--- start Document passage ---
Make no mistake, the boardroom is a battlefield where wars are won or lost. And often, it's not what you say but the way you say it that counts. In the second article of our three part series, Joy Aimée discusses the body language of the corporate jungle and shows you how to be King (or Queen) of yours.

It is a war and you have to win. You are in the last round of negotiations with that prospective client and your hard work is about to be rewarded. At every face-to-face meeting you have remembered to use open body language and once you even tried some mirroring, with some success. Finally, you are a heartbeat away from him signing on the dotted line.

Just when you think you have it in the bag, he sends you an email detailing 'some concerns.' The 'concerns' are actually a dozen tough questions about your business systems and staff ratios that you thought you had already covered. Why is he bringing this up again? And why now? How can you convince him once and for all that your company can handle his work?

This potential account represents your business's entrée into the big time. Not only is it worth a lot of money, this very prestigious client can also bring other work your way. You want it so much you can taste it. And therein lies the problem.

Desire, Not Need.
Chances are, if you can taste blood so can he. And he won't like the idea of becoming your prey. There is a fine line to be walked here. Of course you must want to do the deal. If you don't, your client will pick up your ambivalence. However, you must desire it rather than need it. Desire is positive, neediness is negative. Desire it, be hungry for it, do everything you need to get it and walk into that boardroom knowing you are in a very strong position to crunch the deal. That confident mindset is absolutely crucial for your body language. If you want to act like a winner you have to think like one.

Strategic Planning
But right now his email has rattled you. That's because it was meant to. Here is a man who understands the Rules of the Jungle as they apply to negotiation. In sending that email he has done two things:

1. Reasserted his power.
2. Put you in defensive mode.

It is up to you to redress the power imbalance. Before you make ANY response you must take time to think through your own strategy. When you are completely comfortable with the next step, then you can reply. Never make contact while you are still feeling defensive. If you do, the client will always have the upper hand in your relationship and will not respect you very much as a result.

Win-win
What you want to create here is a win-win. You want to do the deal. He wants to do the deal too but he needs to feel comfortable with you. That's why he is testing you one more time. Just to make absolutely sure he is doing the right thing. That email is a challenge and you must meet it by showing you do not buckle under pressure.

Set the Stage
When you are ready, arrange a meeting. Tell the client that his concerns will be fully addressed when you get together. Make sure the meeting is at your office. Use the fact that he can check out your operation if he comes to you to ensure his agreement over venue.

As much as possible clear your diary for the day of the meeting, allowing plenty of time before and after so you will not feel rushed or pressured. Once the meeting is confirmed, it is time to prepare.

The first thing to check is that your boardroom or meeting room is the perfect setting. If you do not already have a conference table, get one. You may think that a conference table is just a table but, in fact, it is a crucial prop. The Nonverbal Dictionary defines a conference table as,
"A flat, smooth piece of furniture designed as a stage to dramatize face-to-face meetings … a horizontal flatland or territory, in which to send defensive and offensive messages with the eyes, face, hands and shoulders." 1.

Your conference table is actually your battlefield. Oval is the ideal shape and depending on the size of your organization and how often you use it, it should comfortably accommodate 8 - 12 people. The conference table is a great equalizer because torso height varies less than standing height. In other words, once people are seated around it they are more or less of the same stature. Thus, the table is a vital tactic in your strategy of redressing the power imbalance with your client.
--- end Document passage ---
--- start Extracted material ---
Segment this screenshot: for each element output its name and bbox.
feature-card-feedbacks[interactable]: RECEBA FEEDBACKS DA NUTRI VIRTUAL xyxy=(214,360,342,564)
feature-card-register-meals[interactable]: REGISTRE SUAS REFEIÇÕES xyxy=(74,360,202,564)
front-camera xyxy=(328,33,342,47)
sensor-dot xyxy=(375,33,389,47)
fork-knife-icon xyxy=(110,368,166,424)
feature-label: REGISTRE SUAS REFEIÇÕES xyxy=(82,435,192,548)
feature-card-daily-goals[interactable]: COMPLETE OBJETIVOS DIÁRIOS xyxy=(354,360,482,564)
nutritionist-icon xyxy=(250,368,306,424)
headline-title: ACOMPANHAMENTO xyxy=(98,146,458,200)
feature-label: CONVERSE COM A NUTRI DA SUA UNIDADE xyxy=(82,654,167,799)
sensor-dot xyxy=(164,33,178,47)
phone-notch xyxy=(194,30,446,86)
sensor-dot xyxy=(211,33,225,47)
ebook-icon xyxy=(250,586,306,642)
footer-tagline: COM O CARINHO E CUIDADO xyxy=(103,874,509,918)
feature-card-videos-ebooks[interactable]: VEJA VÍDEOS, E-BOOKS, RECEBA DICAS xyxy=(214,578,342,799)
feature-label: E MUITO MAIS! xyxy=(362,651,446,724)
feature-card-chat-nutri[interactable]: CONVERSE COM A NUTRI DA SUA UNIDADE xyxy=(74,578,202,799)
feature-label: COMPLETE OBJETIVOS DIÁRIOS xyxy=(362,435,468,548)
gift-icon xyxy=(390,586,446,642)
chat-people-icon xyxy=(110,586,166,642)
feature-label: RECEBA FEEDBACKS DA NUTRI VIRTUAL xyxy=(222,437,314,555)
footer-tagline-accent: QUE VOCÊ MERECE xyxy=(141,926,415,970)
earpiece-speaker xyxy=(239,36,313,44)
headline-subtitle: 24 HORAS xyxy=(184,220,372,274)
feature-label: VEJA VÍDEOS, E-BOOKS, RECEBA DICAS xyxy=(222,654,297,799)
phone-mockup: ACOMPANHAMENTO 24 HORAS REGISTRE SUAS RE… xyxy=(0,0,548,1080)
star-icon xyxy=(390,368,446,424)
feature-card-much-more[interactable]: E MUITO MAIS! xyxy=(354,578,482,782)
--- end Extracted material ---
Exercise: Continue the article on boardroom body language from the point where it ends.

Answer:
Time to Role Play
Ideally, the next step in your preparation is to role-play the meeting with a trusted friend or colleague. Make a videotape so you can review your performance. Do this as many times as necessary until you feel you have mastered your body language. Treat each practice opportunity seriously. Remember, you only have one chance to do the deal with this important client. Dress in the actual clothes you intend to wear for the meeting and simulate every aspect as closely as possible.

Practice will help you refine your body language to a level of Unconscious Competence, meaning your gestures will become so intuitive you won't need to think about them.

Boardroom Body Speak
Your goal for this meeting is to be on an equal footing with your prospective client. That means reclaiming the ground that was lost when he sent you the email. In other situations, for instance, negotiating the sale of your business or meeting with a competitor, your goal might be to dominate. In each case, for your body language to be effective, it must support your intention.

Ladies and Gentlemen, Please be Seated
The boardroom table might be oval or even round but that does not mean that all the seats around it have equal status. 'Leadership' or dominant seats are the central seating positions and the very best is the one which allows you to sit with your back to the wall, facing everyone. Never sit in the seat directly in front of the doorway as people entering the room will claim the attention of all other participants and, if you are speaking at this time, your words will be lost.

Choose your seat before the meeting (yes, it is reminiscent of school days and 'bags I sit here!') and if you really want to control proceedings, then "spread your notebooks, pens, manuals and anything else you brought along over as broad an area as possible … this will give you further claim to the territory." 2.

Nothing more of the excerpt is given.